[Begin]
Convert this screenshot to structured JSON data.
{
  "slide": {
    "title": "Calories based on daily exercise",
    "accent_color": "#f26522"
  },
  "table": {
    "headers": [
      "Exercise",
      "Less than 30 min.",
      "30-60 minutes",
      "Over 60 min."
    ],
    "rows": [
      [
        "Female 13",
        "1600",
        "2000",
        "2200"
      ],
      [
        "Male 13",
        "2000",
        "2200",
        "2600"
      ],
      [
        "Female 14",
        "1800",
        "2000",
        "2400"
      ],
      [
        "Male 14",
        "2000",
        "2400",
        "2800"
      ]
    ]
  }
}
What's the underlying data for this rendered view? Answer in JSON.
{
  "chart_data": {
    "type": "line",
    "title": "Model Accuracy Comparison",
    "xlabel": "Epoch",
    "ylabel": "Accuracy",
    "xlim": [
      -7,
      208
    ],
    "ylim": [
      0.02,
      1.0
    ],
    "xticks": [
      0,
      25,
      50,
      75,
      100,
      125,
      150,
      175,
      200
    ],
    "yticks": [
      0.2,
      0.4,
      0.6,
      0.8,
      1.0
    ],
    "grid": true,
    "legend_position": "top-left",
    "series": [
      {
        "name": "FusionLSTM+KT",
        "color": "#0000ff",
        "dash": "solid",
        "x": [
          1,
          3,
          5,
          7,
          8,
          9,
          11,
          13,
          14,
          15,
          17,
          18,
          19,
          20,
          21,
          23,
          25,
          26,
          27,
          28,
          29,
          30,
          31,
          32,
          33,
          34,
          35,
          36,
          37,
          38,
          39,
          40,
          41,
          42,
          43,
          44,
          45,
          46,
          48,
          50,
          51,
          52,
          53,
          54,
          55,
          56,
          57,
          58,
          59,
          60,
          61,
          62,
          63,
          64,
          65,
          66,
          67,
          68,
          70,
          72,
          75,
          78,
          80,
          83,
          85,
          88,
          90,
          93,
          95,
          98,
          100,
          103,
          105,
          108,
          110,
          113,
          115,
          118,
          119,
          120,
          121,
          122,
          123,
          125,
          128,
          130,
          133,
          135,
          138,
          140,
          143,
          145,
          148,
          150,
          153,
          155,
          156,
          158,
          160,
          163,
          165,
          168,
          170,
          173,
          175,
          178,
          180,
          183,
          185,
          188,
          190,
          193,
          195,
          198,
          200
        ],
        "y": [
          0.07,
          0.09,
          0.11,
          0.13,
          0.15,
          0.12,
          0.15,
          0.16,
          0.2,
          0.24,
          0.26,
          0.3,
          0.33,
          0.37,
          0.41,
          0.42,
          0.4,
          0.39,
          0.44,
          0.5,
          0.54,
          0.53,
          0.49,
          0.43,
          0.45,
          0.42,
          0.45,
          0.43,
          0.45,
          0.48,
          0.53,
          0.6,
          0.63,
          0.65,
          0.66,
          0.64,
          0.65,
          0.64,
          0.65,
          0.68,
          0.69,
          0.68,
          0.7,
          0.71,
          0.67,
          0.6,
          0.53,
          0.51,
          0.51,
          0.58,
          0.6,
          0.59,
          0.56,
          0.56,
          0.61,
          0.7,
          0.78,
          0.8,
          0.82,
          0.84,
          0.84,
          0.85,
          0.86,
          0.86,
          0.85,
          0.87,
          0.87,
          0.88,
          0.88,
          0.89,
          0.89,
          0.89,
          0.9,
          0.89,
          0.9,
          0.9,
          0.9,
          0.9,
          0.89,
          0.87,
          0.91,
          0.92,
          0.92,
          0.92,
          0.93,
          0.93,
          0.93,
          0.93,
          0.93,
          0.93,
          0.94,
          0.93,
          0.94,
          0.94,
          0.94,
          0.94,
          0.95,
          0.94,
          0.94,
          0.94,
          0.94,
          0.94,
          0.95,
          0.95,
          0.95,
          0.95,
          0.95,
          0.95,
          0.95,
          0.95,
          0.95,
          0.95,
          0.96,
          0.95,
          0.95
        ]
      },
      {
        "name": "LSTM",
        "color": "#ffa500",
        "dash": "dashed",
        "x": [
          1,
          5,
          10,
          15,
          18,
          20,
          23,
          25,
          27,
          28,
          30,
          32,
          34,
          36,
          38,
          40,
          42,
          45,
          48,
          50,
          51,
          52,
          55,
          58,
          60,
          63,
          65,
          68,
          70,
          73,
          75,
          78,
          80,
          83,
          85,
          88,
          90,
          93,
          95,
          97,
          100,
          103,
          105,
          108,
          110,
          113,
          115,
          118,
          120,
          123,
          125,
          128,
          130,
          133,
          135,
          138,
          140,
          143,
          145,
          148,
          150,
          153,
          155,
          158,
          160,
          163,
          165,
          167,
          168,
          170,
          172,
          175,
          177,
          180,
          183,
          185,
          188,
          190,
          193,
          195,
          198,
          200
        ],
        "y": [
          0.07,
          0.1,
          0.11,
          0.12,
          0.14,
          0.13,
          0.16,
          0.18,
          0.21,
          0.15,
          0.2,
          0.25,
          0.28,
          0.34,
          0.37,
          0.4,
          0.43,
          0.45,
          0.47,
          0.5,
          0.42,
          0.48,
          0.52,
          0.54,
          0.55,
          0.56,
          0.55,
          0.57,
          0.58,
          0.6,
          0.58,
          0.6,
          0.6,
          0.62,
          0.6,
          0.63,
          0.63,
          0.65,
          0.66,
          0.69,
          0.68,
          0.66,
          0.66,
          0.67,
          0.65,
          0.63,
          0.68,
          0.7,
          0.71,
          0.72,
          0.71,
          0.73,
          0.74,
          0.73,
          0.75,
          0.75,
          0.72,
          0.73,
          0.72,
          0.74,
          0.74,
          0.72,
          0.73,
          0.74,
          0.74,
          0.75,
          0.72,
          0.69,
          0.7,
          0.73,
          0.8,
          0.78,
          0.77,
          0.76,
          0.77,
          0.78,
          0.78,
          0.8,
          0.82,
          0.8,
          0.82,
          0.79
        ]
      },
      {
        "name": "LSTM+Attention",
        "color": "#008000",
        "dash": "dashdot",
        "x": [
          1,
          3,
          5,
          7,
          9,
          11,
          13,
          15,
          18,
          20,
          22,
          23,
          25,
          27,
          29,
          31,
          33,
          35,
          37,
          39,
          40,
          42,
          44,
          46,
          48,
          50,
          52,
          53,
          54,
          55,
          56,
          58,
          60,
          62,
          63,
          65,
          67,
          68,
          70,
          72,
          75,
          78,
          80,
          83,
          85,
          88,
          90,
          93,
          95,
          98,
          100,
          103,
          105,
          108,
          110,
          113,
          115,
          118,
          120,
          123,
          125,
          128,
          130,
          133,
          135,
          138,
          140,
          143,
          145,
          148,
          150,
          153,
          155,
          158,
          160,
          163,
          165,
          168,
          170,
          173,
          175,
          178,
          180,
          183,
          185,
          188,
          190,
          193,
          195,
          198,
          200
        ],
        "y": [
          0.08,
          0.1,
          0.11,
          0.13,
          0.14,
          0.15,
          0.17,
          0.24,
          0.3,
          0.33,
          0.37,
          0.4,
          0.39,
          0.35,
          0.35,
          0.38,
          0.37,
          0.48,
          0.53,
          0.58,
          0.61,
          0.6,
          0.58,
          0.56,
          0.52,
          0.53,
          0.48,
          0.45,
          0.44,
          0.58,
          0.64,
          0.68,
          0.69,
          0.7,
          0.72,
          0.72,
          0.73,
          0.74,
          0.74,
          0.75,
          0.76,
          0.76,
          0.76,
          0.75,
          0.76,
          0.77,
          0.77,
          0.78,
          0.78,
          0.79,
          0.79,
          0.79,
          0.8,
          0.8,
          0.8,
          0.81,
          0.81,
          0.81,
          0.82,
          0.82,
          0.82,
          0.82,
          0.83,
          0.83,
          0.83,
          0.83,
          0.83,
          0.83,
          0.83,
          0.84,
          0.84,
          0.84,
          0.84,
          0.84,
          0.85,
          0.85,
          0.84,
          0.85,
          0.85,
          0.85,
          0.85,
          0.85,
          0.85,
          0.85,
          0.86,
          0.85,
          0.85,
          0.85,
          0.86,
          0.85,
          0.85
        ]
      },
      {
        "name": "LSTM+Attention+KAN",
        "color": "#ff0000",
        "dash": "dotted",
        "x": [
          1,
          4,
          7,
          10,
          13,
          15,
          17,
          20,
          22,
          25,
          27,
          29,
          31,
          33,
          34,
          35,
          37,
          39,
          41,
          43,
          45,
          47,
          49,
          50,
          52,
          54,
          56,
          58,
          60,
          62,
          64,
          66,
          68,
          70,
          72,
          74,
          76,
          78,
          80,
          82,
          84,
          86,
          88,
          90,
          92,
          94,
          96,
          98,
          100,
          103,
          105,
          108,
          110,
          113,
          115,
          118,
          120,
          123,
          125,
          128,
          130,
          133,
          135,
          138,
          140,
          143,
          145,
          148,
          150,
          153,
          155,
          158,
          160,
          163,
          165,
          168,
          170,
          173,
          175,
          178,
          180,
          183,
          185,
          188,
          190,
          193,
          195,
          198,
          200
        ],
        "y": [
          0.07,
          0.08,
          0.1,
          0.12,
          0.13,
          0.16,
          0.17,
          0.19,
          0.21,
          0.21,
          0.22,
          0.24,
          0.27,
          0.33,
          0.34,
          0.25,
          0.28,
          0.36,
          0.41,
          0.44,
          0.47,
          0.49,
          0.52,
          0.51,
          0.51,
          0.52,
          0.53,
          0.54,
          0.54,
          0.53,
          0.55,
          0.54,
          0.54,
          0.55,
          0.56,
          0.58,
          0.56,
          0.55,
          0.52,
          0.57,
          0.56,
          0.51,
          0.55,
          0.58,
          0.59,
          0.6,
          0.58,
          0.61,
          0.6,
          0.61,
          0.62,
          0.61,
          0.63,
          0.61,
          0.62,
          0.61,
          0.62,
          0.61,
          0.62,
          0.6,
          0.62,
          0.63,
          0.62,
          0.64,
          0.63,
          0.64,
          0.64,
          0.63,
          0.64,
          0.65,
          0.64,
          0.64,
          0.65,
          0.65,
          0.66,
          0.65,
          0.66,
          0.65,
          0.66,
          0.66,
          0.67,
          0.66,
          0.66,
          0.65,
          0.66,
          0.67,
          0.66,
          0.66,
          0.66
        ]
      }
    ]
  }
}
[End]
• **Exercise**
From the entries above, collect every line with the string "dash" in it.

• **Full answer**
        "dash": "solid",
        "dash": "dashed",
        "dash": "dashdot",
        "dash": "dotted",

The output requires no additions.